Required work »
Count how many lines in the records contain the string "recipient", treating uppercase and lowercase as different. Reply with the number alone.

Supplied records »
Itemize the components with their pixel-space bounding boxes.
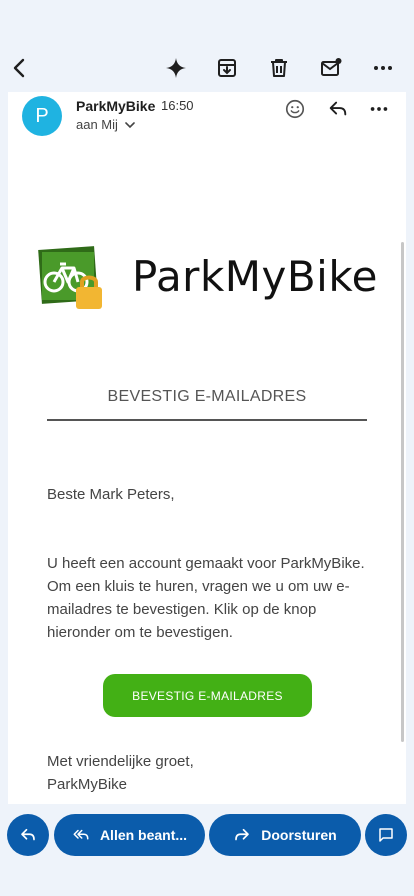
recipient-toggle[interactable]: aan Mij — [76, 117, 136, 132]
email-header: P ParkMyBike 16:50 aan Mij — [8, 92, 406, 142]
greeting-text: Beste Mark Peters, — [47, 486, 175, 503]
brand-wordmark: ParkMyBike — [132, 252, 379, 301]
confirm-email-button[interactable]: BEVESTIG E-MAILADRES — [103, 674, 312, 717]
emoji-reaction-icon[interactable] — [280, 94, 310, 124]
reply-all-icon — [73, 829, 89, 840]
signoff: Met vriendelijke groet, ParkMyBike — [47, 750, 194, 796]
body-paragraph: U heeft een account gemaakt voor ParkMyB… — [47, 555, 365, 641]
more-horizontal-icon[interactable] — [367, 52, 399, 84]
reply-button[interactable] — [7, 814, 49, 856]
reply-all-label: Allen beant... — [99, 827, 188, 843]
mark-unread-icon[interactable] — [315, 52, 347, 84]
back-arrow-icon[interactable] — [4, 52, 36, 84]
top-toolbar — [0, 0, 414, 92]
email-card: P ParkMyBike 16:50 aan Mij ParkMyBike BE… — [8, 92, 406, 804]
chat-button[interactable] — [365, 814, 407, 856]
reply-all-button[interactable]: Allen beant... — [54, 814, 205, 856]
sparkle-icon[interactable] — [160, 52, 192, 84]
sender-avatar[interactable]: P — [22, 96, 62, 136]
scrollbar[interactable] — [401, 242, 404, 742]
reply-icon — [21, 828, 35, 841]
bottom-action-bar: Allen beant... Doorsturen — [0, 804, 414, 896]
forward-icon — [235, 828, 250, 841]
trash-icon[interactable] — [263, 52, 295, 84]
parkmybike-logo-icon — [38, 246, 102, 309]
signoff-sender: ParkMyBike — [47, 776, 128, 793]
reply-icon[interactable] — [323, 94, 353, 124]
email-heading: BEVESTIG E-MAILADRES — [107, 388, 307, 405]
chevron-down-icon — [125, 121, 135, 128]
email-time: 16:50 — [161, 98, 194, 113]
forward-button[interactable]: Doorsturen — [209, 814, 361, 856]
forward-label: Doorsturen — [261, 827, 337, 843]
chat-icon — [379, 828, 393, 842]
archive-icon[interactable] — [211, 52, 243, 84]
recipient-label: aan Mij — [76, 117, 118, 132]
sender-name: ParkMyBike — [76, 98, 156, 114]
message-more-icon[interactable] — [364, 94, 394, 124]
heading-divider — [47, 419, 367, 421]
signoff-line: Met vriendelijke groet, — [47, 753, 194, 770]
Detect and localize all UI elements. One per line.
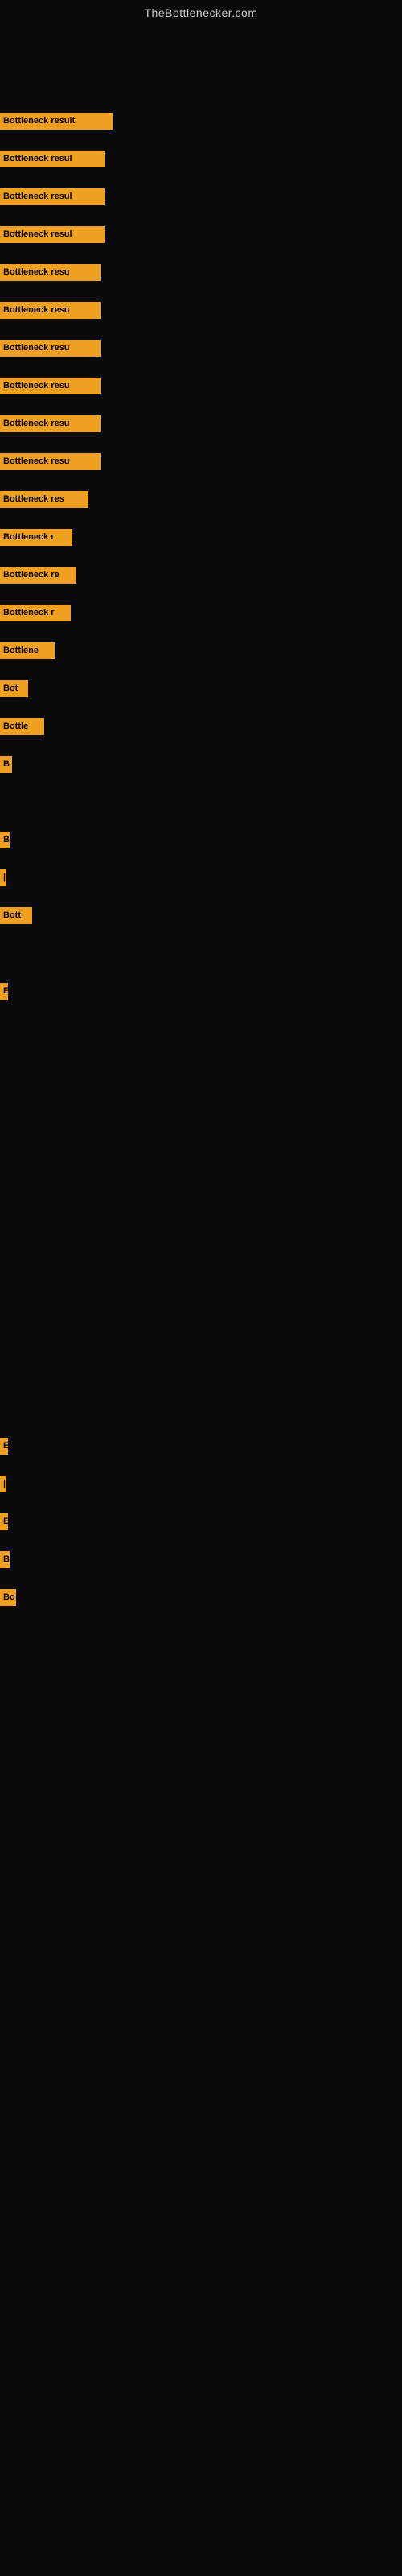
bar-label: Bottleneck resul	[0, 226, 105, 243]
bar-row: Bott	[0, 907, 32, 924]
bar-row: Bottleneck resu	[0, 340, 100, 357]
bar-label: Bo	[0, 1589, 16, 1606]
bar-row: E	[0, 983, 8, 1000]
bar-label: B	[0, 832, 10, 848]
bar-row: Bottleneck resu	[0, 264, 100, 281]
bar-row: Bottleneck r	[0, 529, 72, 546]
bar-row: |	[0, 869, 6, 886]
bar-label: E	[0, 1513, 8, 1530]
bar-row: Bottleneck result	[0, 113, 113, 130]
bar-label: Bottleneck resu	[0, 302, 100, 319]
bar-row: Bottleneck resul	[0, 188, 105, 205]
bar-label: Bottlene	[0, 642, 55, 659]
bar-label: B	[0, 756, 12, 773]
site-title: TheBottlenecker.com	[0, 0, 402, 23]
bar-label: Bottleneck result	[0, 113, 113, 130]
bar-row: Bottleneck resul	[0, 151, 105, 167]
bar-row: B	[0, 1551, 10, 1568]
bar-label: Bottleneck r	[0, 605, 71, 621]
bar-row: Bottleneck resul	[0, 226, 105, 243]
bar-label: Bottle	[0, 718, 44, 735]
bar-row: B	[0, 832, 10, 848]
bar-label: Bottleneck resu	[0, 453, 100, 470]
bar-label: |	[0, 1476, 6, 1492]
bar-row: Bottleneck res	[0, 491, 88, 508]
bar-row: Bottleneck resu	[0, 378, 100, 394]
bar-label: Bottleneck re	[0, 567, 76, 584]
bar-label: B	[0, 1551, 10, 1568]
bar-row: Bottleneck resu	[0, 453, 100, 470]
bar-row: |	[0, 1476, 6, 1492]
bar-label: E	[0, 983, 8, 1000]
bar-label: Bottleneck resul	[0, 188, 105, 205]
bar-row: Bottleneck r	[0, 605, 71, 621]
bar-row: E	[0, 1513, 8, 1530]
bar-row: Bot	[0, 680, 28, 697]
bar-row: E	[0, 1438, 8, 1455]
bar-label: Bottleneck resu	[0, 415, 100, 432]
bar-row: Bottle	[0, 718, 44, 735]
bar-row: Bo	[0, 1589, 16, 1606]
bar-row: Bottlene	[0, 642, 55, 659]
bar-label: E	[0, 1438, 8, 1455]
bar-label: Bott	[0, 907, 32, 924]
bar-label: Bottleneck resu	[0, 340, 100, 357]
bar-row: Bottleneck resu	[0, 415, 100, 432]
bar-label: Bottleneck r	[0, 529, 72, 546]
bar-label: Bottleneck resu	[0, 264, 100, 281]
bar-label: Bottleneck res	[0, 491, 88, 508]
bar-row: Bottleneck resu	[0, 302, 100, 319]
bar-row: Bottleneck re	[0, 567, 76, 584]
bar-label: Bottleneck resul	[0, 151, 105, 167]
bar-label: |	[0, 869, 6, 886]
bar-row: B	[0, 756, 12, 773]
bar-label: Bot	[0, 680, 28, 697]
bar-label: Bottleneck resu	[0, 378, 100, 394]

Solution »
2